RECORD LIST:
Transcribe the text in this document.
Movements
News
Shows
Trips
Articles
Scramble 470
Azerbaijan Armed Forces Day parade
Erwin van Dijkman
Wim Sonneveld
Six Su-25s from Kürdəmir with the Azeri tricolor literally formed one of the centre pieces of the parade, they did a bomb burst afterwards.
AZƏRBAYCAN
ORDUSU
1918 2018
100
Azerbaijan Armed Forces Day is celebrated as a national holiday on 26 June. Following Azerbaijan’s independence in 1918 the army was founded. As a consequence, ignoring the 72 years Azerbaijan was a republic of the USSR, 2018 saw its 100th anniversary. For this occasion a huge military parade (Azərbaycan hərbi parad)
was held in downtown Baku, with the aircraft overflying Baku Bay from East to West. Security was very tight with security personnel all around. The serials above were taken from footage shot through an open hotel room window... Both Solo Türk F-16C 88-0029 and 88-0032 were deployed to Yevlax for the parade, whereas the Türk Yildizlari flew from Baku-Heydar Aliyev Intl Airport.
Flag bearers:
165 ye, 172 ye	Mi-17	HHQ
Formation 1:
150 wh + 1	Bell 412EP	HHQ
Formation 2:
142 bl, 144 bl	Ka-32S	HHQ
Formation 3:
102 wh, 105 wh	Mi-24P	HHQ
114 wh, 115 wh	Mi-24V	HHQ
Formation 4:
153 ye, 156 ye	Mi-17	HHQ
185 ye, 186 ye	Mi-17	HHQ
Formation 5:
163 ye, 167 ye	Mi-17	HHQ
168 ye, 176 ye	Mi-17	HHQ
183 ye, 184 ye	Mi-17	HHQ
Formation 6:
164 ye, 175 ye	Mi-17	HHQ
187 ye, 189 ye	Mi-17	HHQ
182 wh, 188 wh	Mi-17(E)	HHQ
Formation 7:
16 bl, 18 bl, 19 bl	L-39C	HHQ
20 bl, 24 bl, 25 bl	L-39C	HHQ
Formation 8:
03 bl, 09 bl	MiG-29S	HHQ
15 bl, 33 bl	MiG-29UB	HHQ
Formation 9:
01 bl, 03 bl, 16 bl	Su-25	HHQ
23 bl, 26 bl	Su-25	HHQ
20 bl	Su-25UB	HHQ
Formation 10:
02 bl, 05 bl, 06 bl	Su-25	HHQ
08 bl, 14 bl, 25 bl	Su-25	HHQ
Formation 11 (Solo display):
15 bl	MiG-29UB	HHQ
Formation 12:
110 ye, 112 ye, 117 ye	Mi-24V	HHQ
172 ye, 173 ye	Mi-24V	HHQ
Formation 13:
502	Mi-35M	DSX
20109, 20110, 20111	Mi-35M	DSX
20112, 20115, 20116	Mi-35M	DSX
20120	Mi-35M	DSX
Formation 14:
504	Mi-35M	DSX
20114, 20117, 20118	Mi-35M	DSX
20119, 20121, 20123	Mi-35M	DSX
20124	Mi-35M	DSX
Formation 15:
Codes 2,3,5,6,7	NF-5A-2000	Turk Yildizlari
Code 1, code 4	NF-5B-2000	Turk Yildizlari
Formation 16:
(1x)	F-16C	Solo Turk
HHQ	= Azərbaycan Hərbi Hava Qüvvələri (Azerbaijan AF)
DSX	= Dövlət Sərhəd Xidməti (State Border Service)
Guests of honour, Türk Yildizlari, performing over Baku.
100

WHAT IS BEING ASKED: Pull every line containing the word "Yildizlari" out of the material and copy it.

EXERCISE ANSWER:
was held in downtown Baku, with the aircraft overflying Baku Bay from East to West. Security was very tight with security personnel all around. The serials above were taken from footage shot through an open hotel room window... Both Solo Türk F-16C 88-0029 and 88-0032 were deployed to Yevlax for the parade, whereas the Türk Yildizlari flew from Baku-Heydar Aliyev Intl Airport.
Codes 2,3,5,6,7	NF-5A-2000	Turk Yildizlari
Code 1, code 4	NF-5B-2000	Turk Yildizlari
Guests of honour, Türk Yildizlari, performing over Baku.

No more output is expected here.